- **Stored rows**:
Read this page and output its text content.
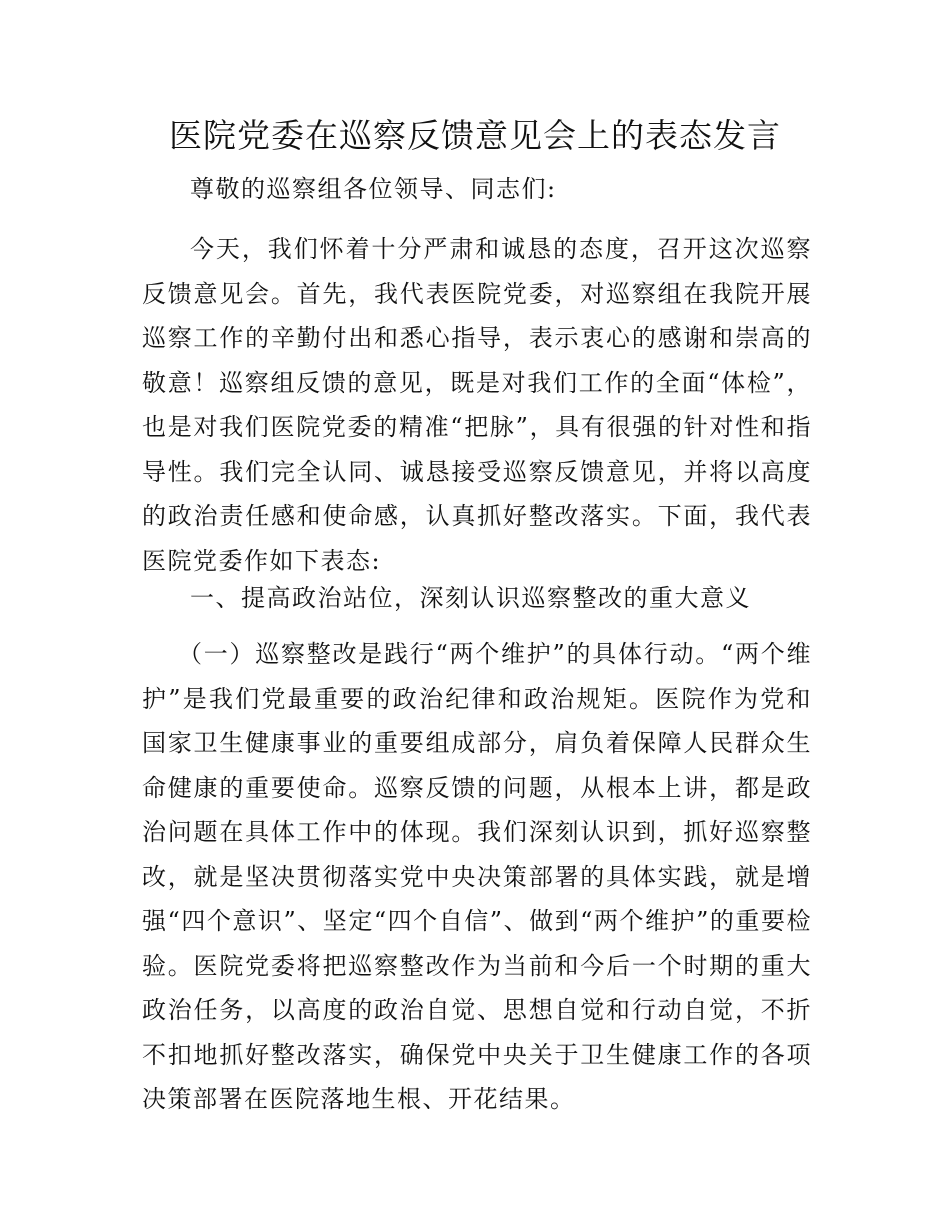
医院党委在巡察反馈意见会上的表态发言

尊敬的巡察组各位领导、同志们:

今天，我们怀着十分严肃和诚恳的态度，召开这次巡察反馈意见会。首先，我代表医院党委，对巡察组在我院开展巡察工作的辛勤付出和悉心指导，表示衷心的感谢和崇高的敬意！巡察组反馈的意见，既是对我们工作的全面“体检”，也是对我们医院党委的精准“把脉”，具有很强的针对性和指导性。我们完全认同、诚恳接受巡察反馈意见，并将以高度的政治责任感和使命感，认真抓好整改落实。下面，我代表医院党委作如下表态:

一、提高政治站位，深刻认识巡察整改的重大意义

（一）巡察整改是践行“两个维护”的具体行动。“两个维护”是我们党最重要的政治纪律和政治规矩。医院作为党和国家卫生健康事业的重要组成部分，肩负着保障人民群众生命健康的重要使命。巡察反馈的问题，从根本上讲，都是政治问题在具体工作中的体现。我们深刻认识到，抓好巡察整改，就是坚决贯彻落实党中央决策部署的具体实践，就是增强“四个意识”、坚定“四个自信”、做到“两个维护”的重要检验。医院党委将把巡察整改作为当前和今后一个时期的重大政治任务，以高度的政治自觉、思想自觉和行动自觉，不折不扣地抓好整改落实，确保党中央关于卫生健康工作的各项决策部署在医院落地生根、开花结果。
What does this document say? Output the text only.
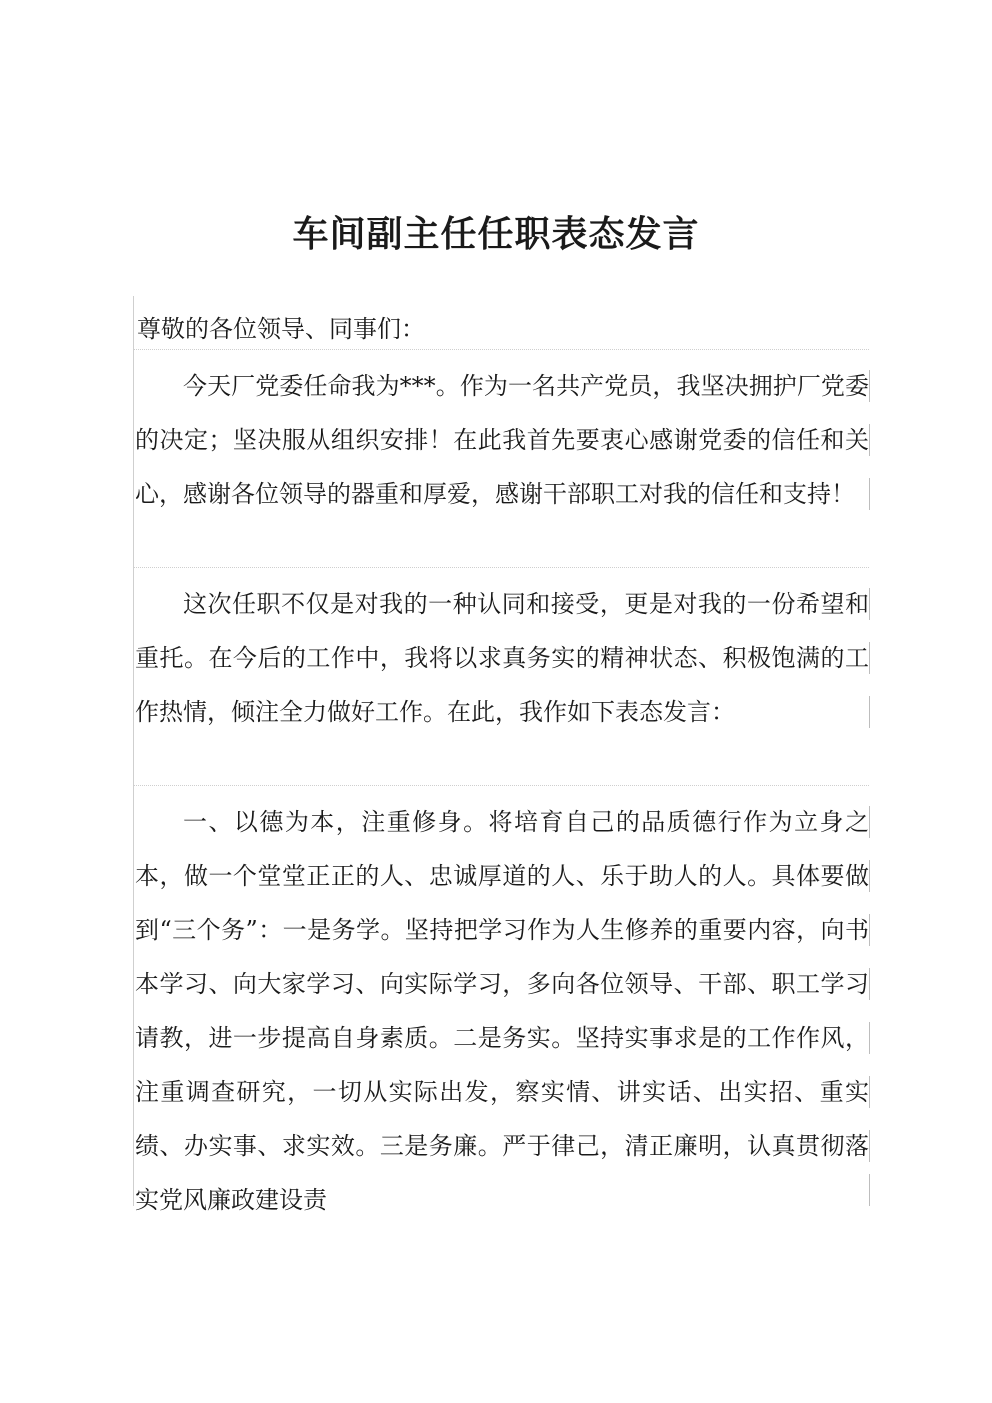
车间副主任任职表态发言

尊敬的各位领导、同事们：

今天厂党委任命我为***。作为一名共产党员，我坚决拥护厂党委的决定；坚决服从组织安排！在此我首先要衷心感谢党委的信任和关心，感谢各位领导的器重和厚爱，感谢干部职工对我的信任和支持！

这次任职不仅是对我的一种认同和接受，更是对我的一份希望和重托。在今后的工作中，我将以求真务实的精神状态、积极饱满的工作热情，倾注全力做好工作。在此，我作如下表态发言：

一、以德为本，注重修身。将培育自己的品质德行作为立身之本，做一个堂堂正正的人、忠诚厚道的人、乐于助人的人。具体要做到“三个务”：一是务学。坚持把学习作为人生修养的重要内容，向书本学习、向大家学习、向实际学习，多向各位领导、干部、职工学习请教，进一步提高自身素质。二是务实。坚持实事求是的工作作风，注重调查研究，一切从实际出发，察实情、讲实话、出实招、重实绩、办实事、求实效。三是务廉。严于律己，清正廉明，认真贯彻落实党风廉政建设责
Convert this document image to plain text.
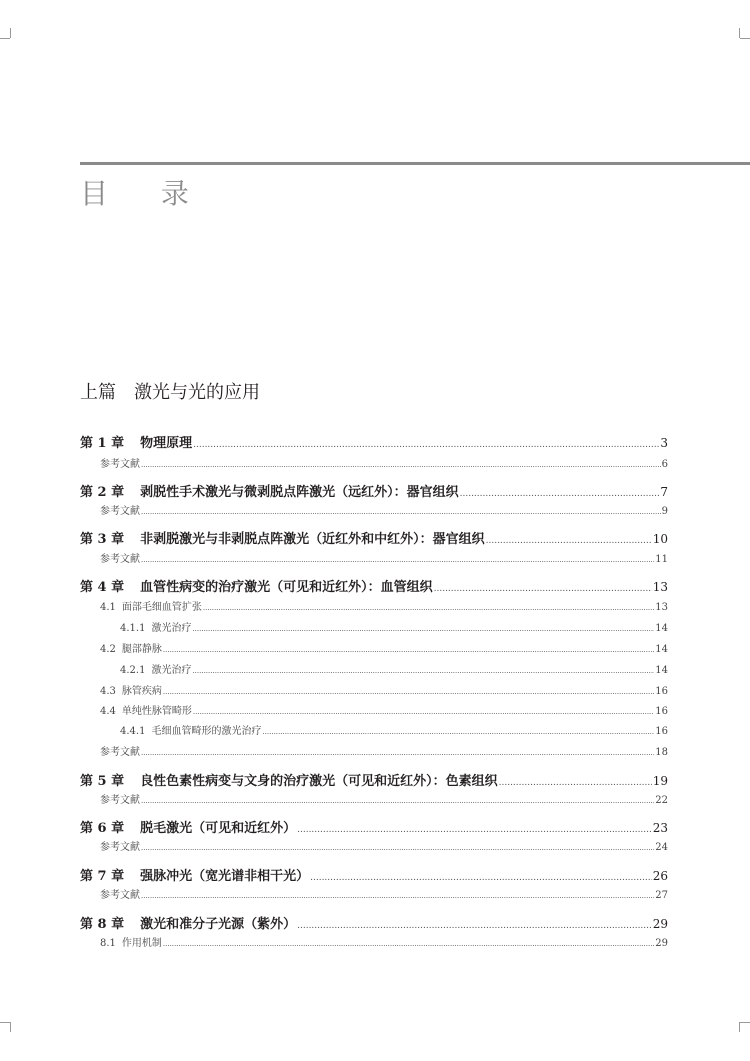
目 录
上篇 激光与光的应用
第 1 章 物理原理 .....	3
参考文献 .....	6
第 2 章 剥脱性手术激光与微剥脱点阵激光（远红外）：器官组织 .....	7
参考文献 .....	9
第 3 章 非剥脱激光与非剥脱点阵激光（近红外和中红外）：器官组织 .....	10
参考文献 .....	11
第 4 章 血管性病变的治疗激光（可见和近红外）：血管组织 .....	13
4.1 面部毛细血管扩张 .....	13
4.1.1 激光治疗 .....	14
4.2 腿部静脉 .....	14
4.2.1 激光治疗 .....	14
4.3 脉管疾病 .....	16
4.4 单纯性脉管畸形 .....	16
4.4.1 毛细血管畸形的激光治疗 .....	16
参考文献 .....	18
第 5 章 良性色素性病变与文身的治疗激光（可见和近红外）：色素组织 .....	19
参考文献 .....	22
第 6 章 脱毛激光（可见和近红外） .....	23
参考文献 .....	24
第 7 章 强脉冲光（宽光谱非相干光） .....	26
参考文献 .....	27
第 8 章 激光和准分子光源（紫外） .....	29
8.1 作用机制 .....	29
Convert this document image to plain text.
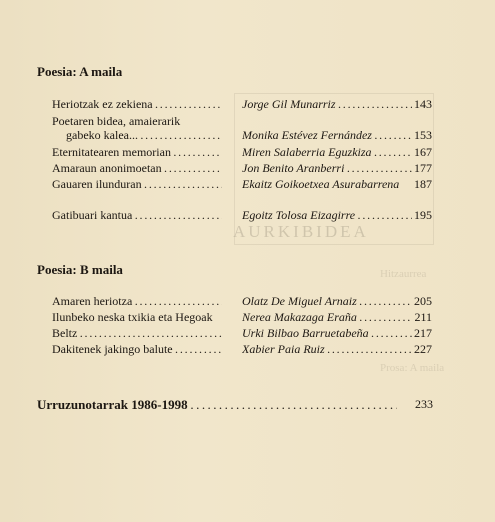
AURKIBIDEA
Hitzaurrea
Prosa: A maila
Poesia: A maila
Heriotzak ez zekiena . . .	Jorge Gil Munarriz . . .	143
Poetaren bidea, amaierarik
gabeko kalea... . . .	Monika Estévez Fernández . . .	153
Eternitatearen memorian . . .	Miren Salaberria Eguzkiza . . .	167
Amaraun anonimoetan . . .	Jon Benito Aranberri . . .	177
Gauaren ilunduran . . .	Ekaitz Goikoetxea Asurabarrena	187
Gatibuari kantua . . .	Egoitz Tolosa Eizagirre . . .	195
Poesia: B maila
Amaren heriotza . . .	Olatz De Miguel Arnaiz . . .	205
Ilunbeko neska txikia eta Hegoak	Nerea Makazaga Eraña . . .	211
Beltz . . .	Urki Bilbao Barruetabeña . . .	217
Dakitenek jakingo balute . . .	Xabier Paia Ruiz . . .	227
Urruzunotarrak 1986-1998 . . .	233
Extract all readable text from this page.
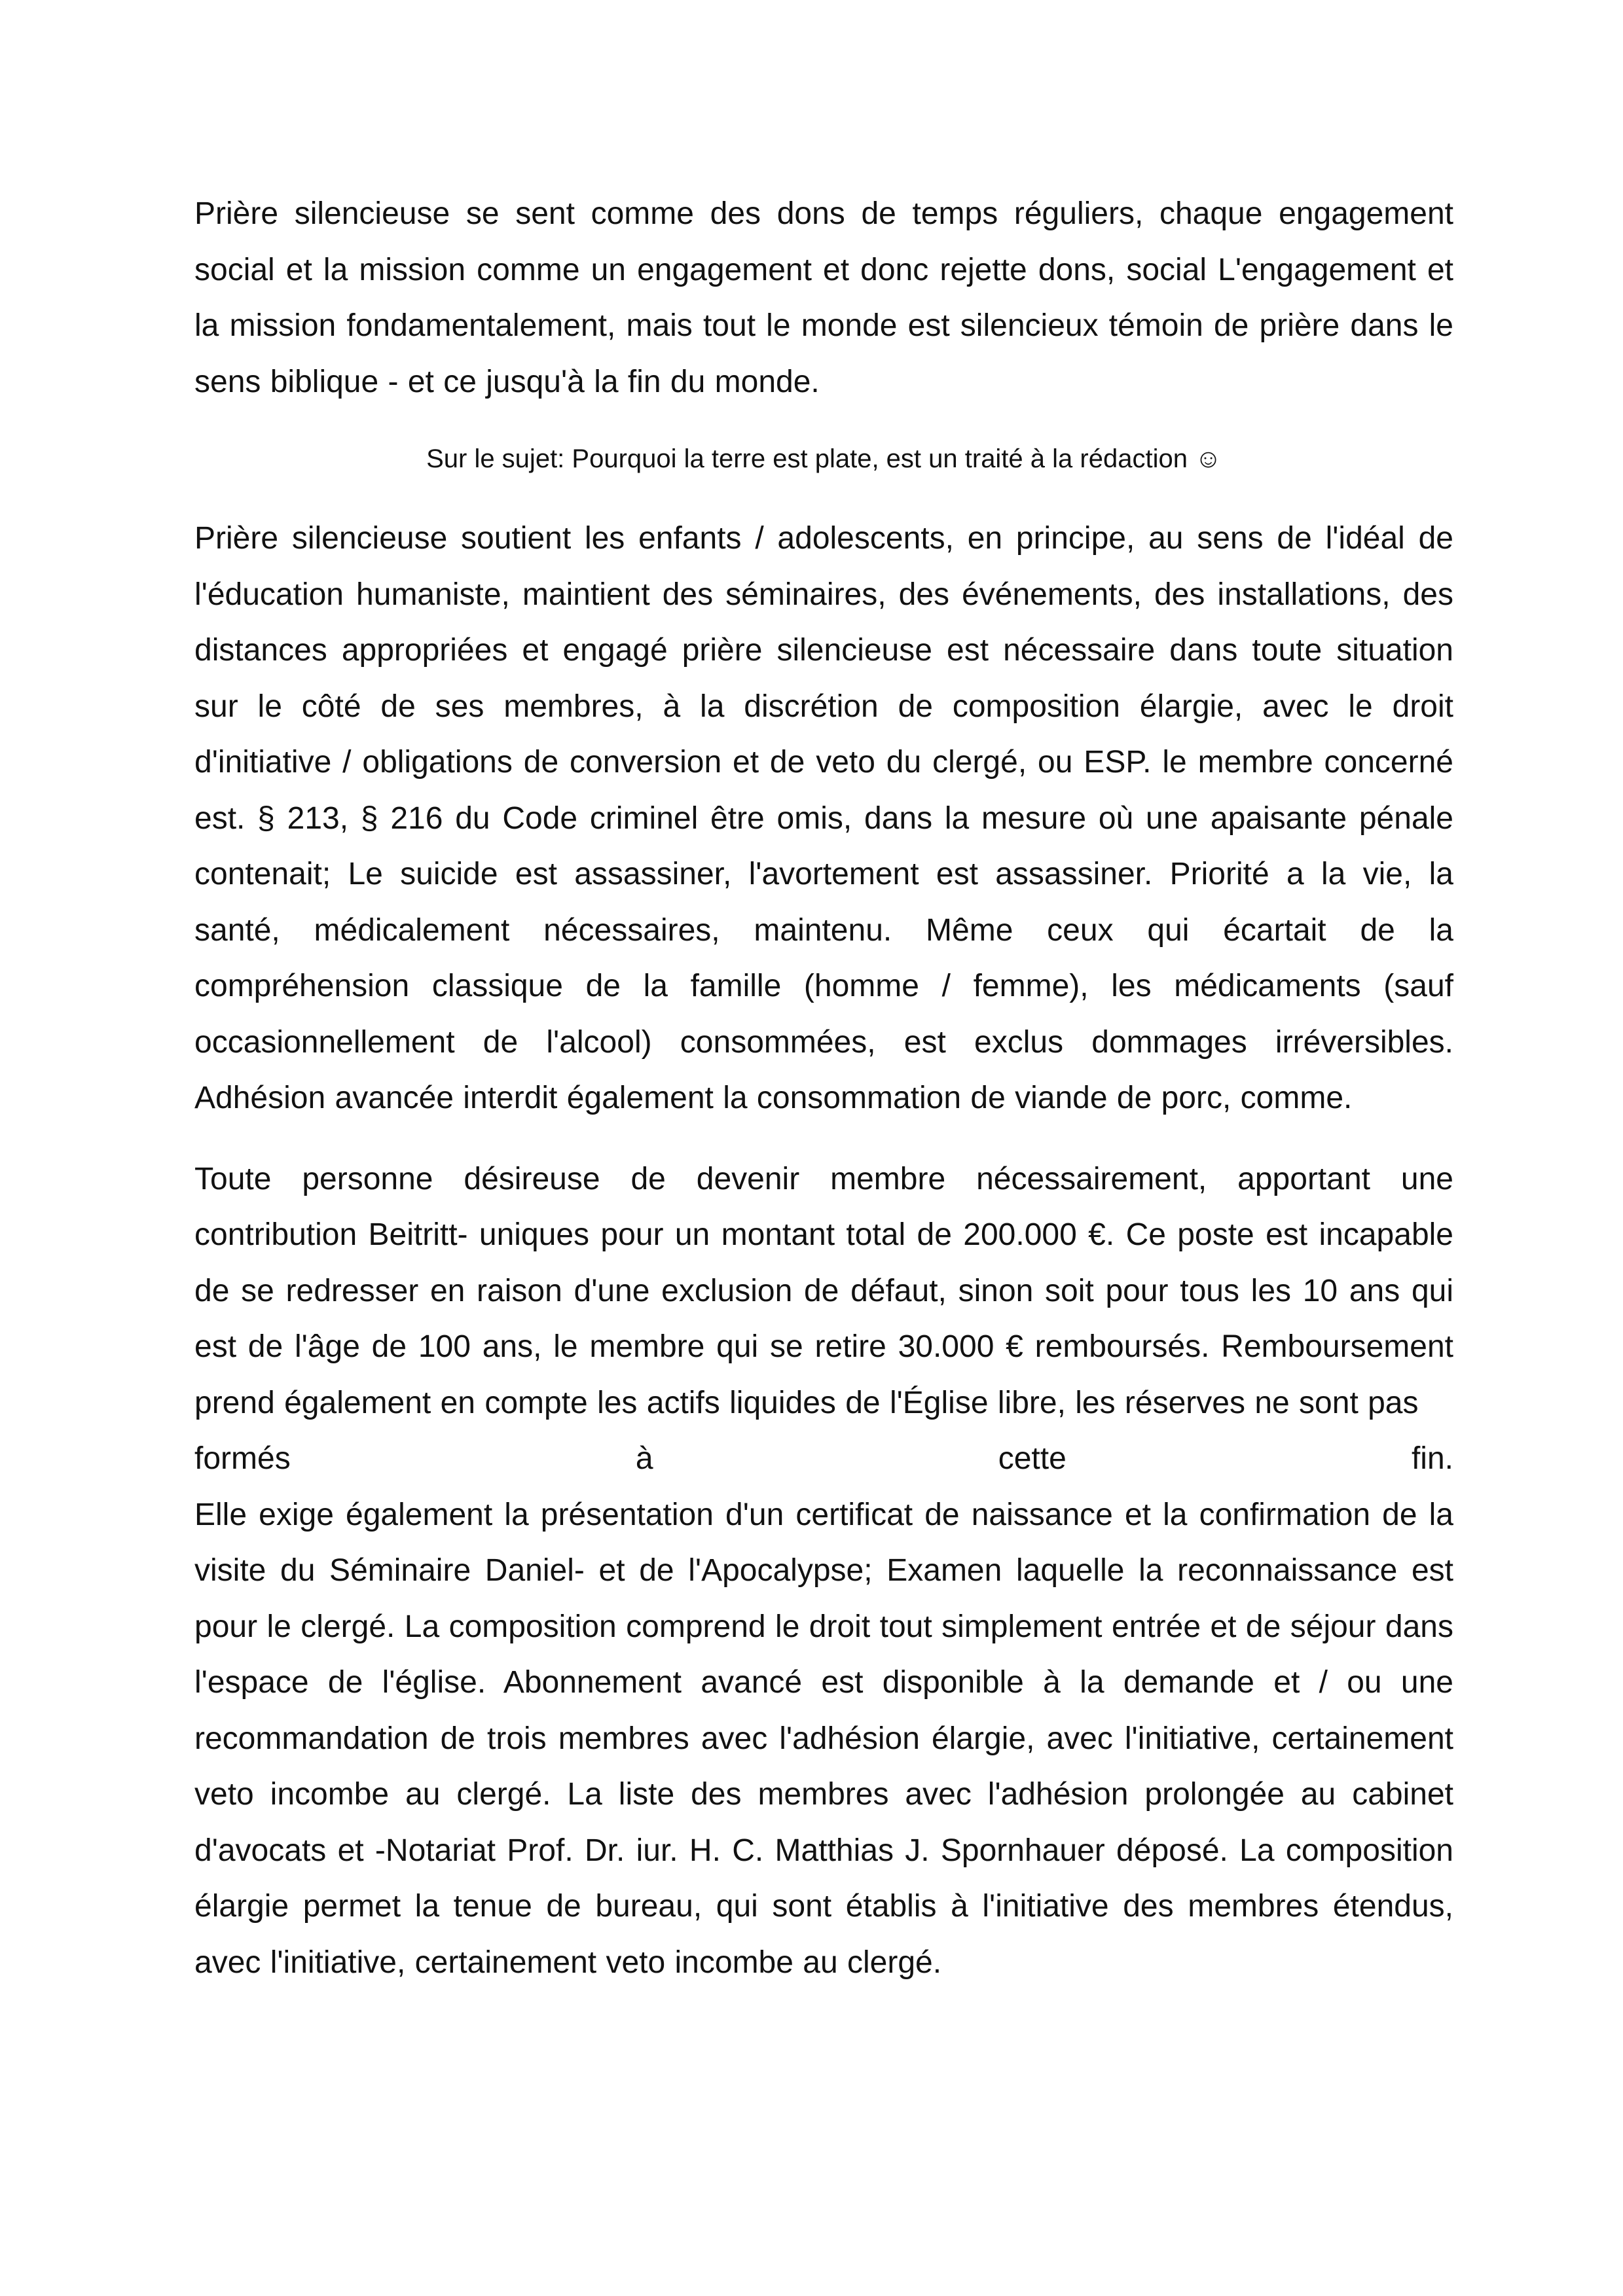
Prière silencieuse se sent comme des dons de temps réguliers, chaque engagement social et la mission comme un engagement et donc rejette dons, social L'engagement et la mission fondamentalement, mais tout le monde est silencieux témoin de prière dans le sens biblique - et ce jusqu'à la fin du monde.

Sur le sujet: Pourquoi la terre est plate, est un traité à la rédaction ☺

Prière silencieuse soutient les enfants / adolescents, en principe, au sens de l'idéal de l'éducation humaniste, maintient des séminaires, des événements, des installations, des distances appropriées et engagé prière silencieuse est nécessaire dans toute situation sur le côté de ses membres, à la discrétion de composition élargie, avec le droit d'initiative / obligations de conversion et de veto du clergé, ou ESP. le membre concerné est. § 213, § 216 du Code criminel être omis, dans la mesure où une apaisante pénale contenait; Le suicide est assassiner, l'avortement est assassiner. Priorité a la vie, la santé, médicalement nécessaires, maintenu. Même ceux qui écartait de la compréhension classique de la famille (homme / femme), les médicaments (sauf occasionnellement de l'alcool) consommées, est exclus dommages irréversibles. Adhésion avancée interdit également la consommation de viande de porc, comme.

Toute personne désireuse de devenir membre nécessairement, apportant une contribution Beitritt- uniques pour un montant total de 200.000 €. Ce poste est incapable de se redresser en raison d'une exclusion de défaut, sinon soit pour tous les 10 ans qui est de l'âge de 100 ans, le membre qui se retire 30.000 € remboursés. Remboursement prend également en compte les actifs liquides de l'Église libre, les réserves ne sont pas

formés	à	cette	fin.

Elle exige également la présentation d'un certificat de naissance et la confirmation de la visite du Séminaire Daniel- et de l'Apocalypse; Examen laquelle la reconnaissance est pour le clergé. La composition comprend le droit tout simplement entrée et de séjour dans l'espace de l'église. Abonnement avancé est disponible à la demande et / ou une recommandation de trois membres avec l'adhésion élargie, avec l'initiative, certainement veto incombe au clergé. La liste des membres avec l'adhésion prolongée au cabinet d'avocats et -Notariat Prof. Dr. iur. H. C. Matthias J. Spornhauer déposé. La composition élargie permet la tenue de bureau, qui sont établis à l'initiative des membres étendus, avec l'initiative, certainement veto incombe au clergé.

- **Aim**: Copy each line of the listing that holds the word "this".

- **Exercise solution**:
Read this page and output its text content.
What does this document say? Output the text only.
Convert this document image to plain text.
Convert this document image to plain text.
Extract all readable text from this page.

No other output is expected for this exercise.